* **AIM OF THE TASK**
Reproduce every line of the listing below verbatim, keeping the original order.

* **EXERCISE MATERIAL**
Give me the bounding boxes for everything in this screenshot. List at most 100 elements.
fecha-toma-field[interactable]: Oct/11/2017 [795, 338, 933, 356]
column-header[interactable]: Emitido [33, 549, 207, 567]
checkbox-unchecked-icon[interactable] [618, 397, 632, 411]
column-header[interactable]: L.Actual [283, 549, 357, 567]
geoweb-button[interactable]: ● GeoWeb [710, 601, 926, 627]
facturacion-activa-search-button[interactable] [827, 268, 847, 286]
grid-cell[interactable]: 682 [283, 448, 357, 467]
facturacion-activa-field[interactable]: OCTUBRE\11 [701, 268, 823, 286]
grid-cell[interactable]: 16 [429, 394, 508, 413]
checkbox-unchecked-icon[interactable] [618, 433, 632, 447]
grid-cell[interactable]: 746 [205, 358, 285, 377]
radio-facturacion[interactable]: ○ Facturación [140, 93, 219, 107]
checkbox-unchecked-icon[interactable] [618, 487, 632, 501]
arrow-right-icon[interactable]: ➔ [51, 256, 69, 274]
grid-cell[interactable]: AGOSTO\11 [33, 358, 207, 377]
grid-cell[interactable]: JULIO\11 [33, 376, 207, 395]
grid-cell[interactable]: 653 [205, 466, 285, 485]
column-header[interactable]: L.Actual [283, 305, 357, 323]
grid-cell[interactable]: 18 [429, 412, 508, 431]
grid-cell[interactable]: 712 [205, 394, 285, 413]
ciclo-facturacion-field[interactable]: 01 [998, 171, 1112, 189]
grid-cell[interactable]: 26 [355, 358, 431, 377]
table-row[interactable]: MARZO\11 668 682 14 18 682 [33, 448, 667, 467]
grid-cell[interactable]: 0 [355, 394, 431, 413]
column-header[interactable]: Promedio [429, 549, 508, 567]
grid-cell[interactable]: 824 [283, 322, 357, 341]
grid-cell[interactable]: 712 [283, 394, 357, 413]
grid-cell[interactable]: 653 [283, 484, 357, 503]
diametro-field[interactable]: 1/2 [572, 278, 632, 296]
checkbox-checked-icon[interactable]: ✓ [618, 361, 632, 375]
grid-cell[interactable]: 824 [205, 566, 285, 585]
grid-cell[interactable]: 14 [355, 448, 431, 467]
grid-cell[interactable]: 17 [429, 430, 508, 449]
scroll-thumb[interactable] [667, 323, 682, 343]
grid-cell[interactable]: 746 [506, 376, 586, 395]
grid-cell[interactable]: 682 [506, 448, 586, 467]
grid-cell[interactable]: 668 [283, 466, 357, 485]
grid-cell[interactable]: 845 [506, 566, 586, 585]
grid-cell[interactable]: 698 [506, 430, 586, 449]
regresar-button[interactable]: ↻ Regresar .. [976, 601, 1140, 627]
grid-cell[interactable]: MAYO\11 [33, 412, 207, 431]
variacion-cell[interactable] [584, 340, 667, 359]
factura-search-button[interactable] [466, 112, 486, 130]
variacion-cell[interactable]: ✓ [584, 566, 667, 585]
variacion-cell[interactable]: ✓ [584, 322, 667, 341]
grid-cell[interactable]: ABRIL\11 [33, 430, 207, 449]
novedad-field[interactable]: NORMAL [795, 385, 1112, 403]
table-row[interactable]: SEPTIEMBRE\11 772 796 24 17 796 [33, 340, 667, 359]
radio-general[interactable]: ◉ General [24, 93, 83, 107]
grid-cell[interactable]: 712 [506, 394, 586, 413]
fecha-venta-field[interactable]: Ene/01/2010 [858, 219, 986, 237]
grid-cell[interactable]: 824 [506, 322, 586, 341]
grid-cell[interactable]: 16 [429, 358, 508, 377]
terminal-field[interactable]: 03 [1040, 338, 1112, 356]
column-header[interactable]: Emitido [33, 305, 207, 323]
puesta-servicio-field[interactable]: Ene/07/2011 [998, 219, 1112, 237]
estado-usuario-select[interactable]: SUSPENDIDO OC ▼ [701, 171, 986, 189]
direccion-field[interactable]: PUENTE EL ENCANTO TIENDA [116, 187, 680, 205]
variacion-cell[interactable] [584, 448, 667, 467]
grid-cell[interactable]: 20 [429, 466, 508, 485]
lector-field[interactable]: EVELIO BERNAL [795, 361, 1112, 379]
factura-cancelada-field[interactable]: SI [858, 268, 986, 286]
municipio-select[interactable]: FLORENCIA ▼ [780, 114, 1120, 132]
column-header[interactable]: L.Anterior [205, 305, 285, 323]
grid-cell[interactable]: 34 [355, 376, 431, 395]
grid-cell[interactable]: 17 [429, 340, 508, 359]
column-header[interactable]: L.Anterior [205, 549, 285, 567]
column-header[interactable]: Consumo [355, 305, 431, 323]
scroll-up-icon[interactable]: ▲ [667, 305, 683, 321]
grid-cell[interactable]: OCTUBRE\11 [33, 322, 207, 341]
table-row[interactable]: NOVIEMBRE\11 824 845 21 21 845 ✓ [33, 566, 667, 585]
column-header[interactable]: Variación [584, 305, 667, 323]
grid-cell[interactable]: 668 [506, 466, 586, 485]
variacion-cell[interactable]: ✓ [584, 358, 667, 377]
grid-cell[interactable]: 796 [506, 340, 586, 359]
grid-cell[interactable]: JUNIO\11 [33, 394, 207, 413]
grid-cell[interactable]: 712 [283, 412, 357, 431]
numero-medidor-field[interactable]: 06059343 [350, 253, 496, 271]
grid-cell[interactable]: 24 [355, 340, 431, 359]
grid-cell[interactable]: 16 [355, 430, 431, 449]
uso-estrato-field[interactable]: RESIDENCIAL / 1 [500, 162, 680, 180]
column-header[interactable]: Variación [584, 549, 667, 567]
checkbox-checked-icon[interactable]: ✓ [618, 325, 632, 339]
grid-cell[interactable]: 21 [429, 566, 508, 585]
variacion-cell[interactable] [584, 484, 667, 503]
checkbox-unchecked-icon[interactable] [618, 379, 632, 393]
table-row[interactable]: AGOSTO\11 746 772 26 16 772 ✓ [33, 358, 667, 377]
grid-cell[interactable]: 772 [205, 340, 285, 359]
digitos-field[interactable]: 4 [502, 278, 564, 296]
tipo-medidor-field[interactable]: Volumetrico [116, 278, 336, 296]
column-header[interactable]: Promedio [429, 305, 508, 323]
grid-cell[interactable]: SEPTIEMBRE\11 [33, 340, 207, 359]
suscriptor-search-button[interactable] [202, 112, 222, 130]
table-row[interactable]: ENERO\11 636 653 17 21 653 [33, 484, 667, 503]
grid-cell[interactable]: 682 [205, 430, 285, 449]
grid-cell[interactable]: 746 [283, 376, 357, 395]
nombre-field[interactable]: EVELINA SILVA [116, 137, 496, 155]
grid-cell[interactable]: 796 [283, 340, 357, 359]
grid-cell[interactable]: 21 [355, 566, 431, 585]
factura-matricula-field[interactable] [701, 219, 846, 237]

* **RESULT OF THIS EXERCISE**
Give me the bounding boxes for everything in this screenshot. List at most 100 elements.
fecha-toma-field[interactable]: Oct/11/2017 [795, 338, 933, 356]
column-header[interactable]: Emitido [33, 549, 207, 567]
checkbox-unchecked-icon[interactable] [618, 397, 632, 411]
column-header[interactable]: L.Actual [283, 549, 357, 567]
geoweb-button[interactable]: ● GeoWeb [710, 601, 926, 627]
facturacion-activa-search-button[interactable] [827, 268, 847, 286]
grid-cell[interactable]: 682 [283, 448, 357, 467]
facturacion-activa-field[interactable]: OCTUBRE\11 [701, 268, 823, 286]
grid-cell[interactable]: 16 [429, 394, 508, 413]
checkbox-unchecked-icon[interactable] [618, 433, 632, 447]
grid-cell[interactable]: 746 [205, 358, 285, 377]
radio-facturacion[interactable]: ○ Facturación [140, 93, 219, 107]
checkbox-unchecked-icon[interactable] [618, 487, 632, 501]
arrow-right-icon[interactable]: ➔ [51, 256, 69, 274]
grid-cell[interactable]: AGOSTO\11 [33, 358, 207, 377]
grid-cell[interactable]: JULIO\11 [33, 376, 207, 395]
grid-cell[interactable]: 653 [205, 466, 285, 485]
column-header[interactable]: L.Actual [283, 305, 357, 323]
grid-cell[interactable]: 18 [429, 412, 508, 431]
grid-cell[interactable]: 712 [205, 394, 285, 413]
ciclo-facturacion-field[interactable]: 01 [998, 171, 1112, 189]
grid-cell[interactable]: 26 [355, 358, 431, 377]
table-row[interactable]: MARZO\11 668 682 14 18 682 [33, 448, 667, 467]
grid-cell[interactable]: 0 [355, 394, 431, 413]
column-header[interactable]: Promedio [429, 549, 508, 567]
grid-cell[interactable]: 824 [283, 322, 357, 341]
grid-cell[interactable]: 712 [283, 394, 357, 413]
grid-cell[interactable]: 653 [283, 484, 357, 503]
diametro-field[interactable]: 1/2 [572, 278, 632, 296]
checkbox-checked-icon[interactable]: ✓ [618, 361, 632, 375]
grid-cell[interactable]: 824 [205, 566, 285, 585]
grid-cell[interactable]: 14 [355, 448, 431, 467]
grid-cell[interactable]: 17 [429, 430, 508, 449]
scroll-thumb[interactable] [667, 323, 682, 343]
grid-cell[interactable]: 746 [506, 376, 586, 395]
grid-cell[interactable]: 682 [506, 448, 586, 467]
grid-cell[interactable]: 668 [283, 466, 357, 485]
grid-cell[interactable]: 845 [506, 566, 586, 585]
grid-cell[interactable]: 698 [506, 430, 586, 449]
regresar-button[interactable]: ↻ Regresar .. [976, 601, 1140, 627]
grid-cell[interactable]: MAYO\11 [33, 412, 207, 431]
variacion-cell[interactable] [584, 340, 667, 359]
factura-search-button[interactable] [466, 112, 486, 130]
variacion-cell[interactable]: ✓ [584, 566, 667, 585]
variacion-cell[interactable]: ✓ [584, 322, 667, 341]
grid-cell[interactable]: ABRIL\11 [33, 430, 207, 449]
novedad-field[interactable]: NORMAL [795, 385, 1112, 403]
table-row[interactable]: SEPTIEMBRE\11 772 796 24 17 796 [33, 340, 667, 359]
radio-general[interactable]: ◉ General [24, 93, 83, 107]
grid-cell[interactable]: 712 [506, 394, 586, 413]
fecha-venta-field[interactable]: Ene/01/2010 [858, 219, 986, 237]
grid-cell[interactable]: 824 [506, 322, 586, 341]
grid-cell[interactable]: 16 [429, 358, 508, 377]
terminal-field[interactable]: 03 [1040, 338, 1112, 356]
column-header[interactable]: Emitido [33, 305, 207, 323]
puesta-servicio-field[interactable]: Ene/07/2011 [998, 219, 1112, 237]
estado-usuario-select[interactable]: SUSPENDIDO OC ▼ [701, 171, 986, 189]
direccion-field[interactable]: PUENTE EL ENCANTO TIENDA [116, 187, 680, 205]
variacion-cell[interactable] [584, 448, 667, 467]
grid-cell[interactable]: 20 [429, 466, 508, 485]
lector-field[interactable]: EVELIO BERNAL [795, 361, 1112, 379]
factura-cancelada-field[interactable]: SI [858, 268, 986, 286]
municipio-select[interactable]: FLORENCIA ▼ [780, 114, 1120, 132]
column-header[interactable]: L.Anterior [205, 305, 285, 323]
grid-cell[interactable]: 34 [355, 376, 431, 395]
grid-cell[interactable]: 17 [429, 340, 508, 359]
column-header[interactable]: L.Anterior [205, 549, 285, 567]
column-header[interactable]: Consumo [355, 305, 431, 323]
scroll-up-icon[interactable]: ▲ [667, 305, 683, 321]
grid-cell[interactable]: OCTUBRE\11 [33, 322, 207, 341]
table-row[interactable]: NOVIEMBRE\11 824 845 21 21 845 ✓ [33, 566, 667, 585]
column-header[interactable]: Variación [584, 305, 667, 323]
grid-cell[interactable]: 668 [506, 466, 586, 485]
variacion-cell[interactable]: ✓ [584, 358, 667, 377]
grid-cell[interactable]: 796 [506, 340, 586, 359]
grid-cell[interactable]: JUNIO\11 [33, 394, 207, 413]
grid-cell[interactable]: 712 [283, 412, 357, 431]
numero-medidor-field[interactable]: 06059343 [350, 253, 496, 271]
grid-cell[interactable]: 24 [355, 340, 431, 359]
grid-cell[interactable]: 16 [355, 430, 431, 449]
uso-estrato-field[interactable]: RESIDENCIAL / 1 [500, 162, 680, 180]
column-header[interactable]: Variación [584, 549, 667, 567]
checkbox-checked-icon[interactable]: ✓ [618, 325, 632, 339]
grid-cell[interactable]: 21 [429, 566, 508, 585]
variacion-cell[interactable] [584, 484, 667, 503]
checkbox-unchecked-icon[interactable] [618, 379, 632, 393]
table-row[interactable]: AGOSTO\11 746 772 26 16 772 ✓ [33, 358, 667, 377]
grid-cell[interactable]: 772 [205, 340, 285, 359]
digitos-field[interactable]: 4 [502, 278, 564, 296]
tipo-medidor-field[interactable]: Volumetrico [116, 278, 336, 296]
column-header[interactable]: Promedio [429, 305, 508, 323]
grid-cell[interactable]: SEPTIEMBRE\11 [33, 340, 207, 359]
suscriptor-search-button[interactable] [202, 112, 222, 130]
table-row[interactable]: ENERO\11 636 653 17 21 653 [33, 484, 667, 503]
grid-cell[interactable]: 682 [205, 430, 285, 449]
grid-cell[interactable]: 746 [283, 376, 357, 395]
nombre-field[interactable]: EVELINA SILVA [116, 137, 496, 155]
grid-cell[interactable]: 796 [283, 340, 357, 359]
grid-cell[interactable]: 21 [355, 566, 431, 585]
factura-matricula-field[interactable] [701, 219, 846, 237]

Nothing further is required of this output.